- Instructions to follow: Find the lines that hold the word "tersebut" and return them.

─── Source data

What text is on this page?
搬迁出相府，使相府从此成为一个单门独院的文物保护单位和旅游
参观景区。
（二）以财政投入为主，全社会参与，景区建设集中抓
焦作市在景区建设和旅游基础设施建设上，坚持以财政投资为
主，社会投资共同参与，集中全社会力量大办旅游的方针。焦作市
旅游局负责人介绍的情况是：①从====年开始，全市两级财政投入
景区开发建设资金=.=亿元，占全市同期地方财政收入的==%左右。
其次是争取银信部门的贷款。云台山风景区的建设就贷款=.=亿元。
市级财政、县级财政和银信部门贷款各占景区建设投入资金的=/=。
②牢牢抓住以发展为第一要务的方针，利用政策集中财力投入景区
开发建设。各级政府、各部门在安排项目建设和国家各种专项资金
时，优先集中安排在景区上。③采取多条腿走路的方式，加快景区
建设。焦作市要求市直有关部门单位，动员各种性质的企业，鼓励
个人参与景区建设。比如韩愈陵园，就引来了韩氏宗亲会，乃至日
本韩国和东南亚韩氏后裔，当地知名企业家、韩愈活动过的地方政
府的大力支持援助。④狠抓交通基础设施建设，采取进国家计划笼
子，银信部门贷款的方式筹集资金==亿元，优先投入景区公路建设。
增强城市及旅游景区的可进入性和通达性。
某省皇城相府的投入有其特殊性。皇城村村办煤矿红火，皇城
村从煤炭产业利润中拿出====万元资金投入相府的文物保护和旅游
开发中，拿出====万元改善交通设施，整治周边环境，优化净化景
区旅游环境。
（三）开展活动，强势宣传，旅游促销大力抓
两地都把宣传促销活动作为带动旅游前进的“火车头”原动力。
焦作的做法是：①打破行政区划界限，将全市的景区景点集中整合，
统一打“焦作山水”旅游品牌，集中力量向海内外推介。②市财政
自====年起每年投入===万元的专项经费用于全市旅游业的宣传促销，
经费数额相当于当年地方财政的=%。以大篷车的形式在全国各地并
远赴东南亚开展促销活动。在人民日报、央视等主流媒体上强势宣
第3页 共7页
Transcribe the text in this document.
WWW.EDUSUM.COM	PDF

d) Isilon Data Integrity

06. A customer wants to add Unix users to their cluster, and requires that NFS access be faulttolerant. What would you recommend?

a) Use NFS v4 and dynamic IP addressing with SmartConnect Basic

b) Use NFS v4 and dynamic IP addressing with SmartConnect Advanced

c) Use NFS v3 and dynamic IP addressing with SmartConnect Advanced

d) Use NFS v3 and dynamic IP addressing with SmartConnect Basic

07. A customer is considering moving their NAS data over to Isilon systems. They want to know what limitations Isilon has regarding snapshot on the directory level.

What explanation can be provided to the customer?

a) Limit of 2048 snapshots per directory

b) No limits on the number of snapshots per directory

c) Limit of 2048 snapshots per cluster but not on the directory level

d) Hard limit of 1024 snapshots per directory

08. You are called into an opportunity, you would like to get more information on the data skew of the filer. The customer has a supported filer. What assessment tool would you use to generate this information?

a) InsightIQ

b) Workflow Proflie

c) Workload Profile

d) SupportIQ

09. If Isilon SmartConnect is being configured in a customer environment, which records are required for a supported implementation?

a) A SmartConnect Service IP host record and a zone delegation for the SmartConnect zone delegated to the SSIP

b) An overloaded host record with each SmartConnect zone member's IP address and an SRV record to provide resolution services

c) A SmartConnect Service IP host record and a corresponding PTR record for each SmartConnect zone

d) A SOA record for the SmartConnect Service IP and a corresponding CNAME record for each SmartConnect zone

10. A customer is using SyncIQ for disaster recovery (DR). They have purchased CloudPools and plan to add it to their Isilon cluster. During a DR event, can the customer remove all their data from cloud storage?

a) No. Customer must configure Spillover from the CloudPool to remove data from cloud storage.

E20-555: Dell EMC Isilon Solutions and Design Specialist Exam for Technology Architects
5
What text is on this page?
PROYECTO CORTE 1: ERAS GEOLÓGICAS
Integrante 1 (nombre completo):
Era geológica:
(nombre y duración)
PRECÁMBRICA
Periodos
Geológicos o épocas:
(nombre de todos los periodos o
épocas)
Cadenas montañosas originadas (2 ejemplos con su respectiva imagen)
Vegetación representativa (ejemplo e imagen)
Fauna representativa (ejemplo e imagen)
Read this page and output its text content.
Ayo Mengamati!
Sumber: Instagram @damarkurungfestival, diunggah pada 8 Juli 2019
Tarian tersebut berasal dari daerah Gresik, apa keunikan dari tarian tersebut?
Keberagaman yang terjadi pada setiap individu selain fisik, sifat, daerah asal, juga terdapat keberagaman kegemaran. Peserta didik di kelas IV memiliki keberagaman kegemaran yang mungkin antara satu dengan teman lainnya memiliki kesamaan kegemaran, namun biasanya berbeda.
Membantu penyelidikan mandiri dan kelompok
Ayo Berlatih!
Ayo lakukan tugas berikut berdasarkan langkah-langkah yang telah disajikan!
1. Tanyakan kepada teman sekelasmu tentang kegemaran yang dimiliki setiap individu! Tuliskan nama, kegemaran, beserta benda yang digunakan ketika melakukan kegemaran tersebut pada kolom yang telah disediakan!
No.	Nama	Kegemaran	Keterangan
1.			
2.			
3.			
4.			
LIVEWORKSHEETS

──────

- The response:
Tarian tersebut berasal dari daerah Gresik, apa keunikan dari tarian tersebut?
1. Tanyakan kepada teman sekelasmu tentang kegemaran yang dimiliki setiap individu! Tuliskan nama, kegemaran, beserta benda yang digunakan ketika melakukan kegemaran tersebut pada kolom yang telah disediakan!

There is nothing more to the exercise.